[start of RECORDS FOR PROCESSING]

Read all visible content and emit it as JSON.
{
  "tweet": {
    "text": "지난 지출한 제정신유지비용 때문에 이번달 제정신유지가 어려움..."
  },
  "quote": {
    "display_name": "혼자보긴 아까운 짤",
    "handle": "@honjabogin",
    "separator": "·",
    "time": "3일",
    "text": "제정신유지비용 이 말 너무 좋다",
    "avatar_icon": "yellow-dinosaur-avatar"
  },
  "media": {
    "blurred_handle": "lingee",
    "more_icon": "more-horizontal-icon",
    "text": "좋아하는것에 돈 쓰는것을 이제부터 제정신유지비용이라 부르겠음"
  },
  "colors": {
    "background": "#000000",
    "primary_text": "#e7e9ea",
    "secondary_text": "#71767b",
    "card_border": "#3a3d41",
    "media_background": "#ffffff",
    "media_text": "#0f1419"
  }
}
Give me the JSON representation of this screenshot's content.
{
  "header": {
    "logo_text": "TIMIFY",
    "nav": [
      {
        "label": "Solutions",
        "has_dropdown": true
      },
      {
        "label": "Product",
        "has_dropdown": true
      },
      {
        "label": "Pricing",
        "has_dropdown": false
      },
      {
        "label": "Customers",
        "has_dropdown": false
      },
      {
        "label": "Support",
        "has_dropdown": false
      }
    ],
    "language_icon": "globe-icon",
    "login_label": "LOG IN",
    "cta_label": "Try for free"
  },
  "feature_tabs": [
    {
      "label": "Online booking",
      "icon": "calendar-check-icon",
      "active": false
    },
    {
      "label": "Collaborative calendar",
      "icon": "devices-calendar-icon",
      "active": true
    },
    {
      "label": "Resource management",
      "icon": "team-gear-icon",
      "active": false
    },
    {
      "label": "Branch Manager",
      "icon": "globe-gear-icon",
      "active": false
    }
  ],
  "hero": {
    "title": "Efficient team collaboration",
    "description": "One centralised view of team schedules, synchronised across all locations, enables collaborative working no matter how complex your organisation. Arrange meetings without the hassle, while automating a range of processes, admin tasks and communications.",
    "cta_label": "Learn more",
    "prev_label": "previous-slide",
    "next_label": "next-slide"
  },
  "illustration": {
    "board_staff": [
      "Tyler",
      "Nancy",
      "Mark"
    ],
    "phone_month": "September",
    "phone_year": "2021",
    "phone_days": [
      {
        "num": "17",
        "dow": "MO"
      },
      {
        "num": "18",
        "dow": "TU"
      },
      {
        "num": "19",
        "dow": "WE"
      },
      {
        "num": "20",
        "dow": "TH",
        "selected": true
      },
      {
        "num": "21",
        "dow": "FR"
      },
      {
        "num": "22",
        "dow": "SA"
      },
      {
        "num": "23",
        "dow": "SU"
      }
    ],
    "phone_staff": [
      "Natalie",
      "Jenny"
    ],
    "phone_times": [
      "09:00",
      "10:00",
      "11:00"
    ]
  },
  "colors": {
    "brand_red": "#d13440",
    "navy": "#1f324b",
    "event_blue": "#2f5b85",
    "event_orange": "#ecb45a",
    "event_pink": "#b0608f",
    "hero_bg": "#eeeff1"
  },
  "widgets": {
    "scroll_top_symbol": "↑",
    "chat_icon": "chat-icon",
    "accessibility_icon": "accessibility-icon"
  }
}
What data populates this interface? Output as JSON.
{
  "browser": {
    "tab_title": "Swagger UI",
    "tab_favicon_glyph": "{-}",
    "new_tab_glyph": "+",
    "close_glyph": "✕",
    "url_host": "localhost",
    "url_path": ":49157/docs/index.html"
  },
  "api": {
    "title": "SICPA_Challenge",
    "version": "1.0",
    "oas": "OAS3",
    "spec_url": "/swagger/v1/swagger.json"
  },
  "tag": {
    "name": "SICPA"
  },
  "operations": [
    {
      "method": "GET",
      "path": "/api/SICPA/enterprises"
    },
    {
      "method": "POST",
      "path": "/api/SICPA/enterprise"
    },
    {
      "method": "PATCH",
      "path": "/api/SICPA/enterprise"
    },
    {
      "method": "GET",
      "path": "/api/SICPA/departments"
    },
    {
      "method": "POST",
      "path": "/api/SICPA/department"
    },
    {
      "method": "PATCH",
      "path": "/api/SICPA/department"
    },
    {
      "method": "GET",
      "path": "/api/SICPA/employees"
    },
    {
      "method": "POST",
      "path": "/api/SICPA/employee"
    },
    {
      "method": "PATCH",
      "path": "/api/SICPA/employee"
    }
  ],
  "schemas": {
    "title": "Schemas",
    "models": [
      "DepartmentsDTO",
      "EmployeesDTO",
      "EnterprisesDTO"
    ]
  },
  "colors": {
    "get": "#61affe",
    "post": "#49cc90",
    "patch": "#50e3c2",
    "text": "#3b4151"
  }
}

[end of RECORDS FOR PROCESSING]

STATED PROBLEM →
Which lines above contain the word "gear"? Copy each of them.

COMPLETED EXERCISE →
      "icon": "team-gear-icon",
      "icon": "globe-gear-icon",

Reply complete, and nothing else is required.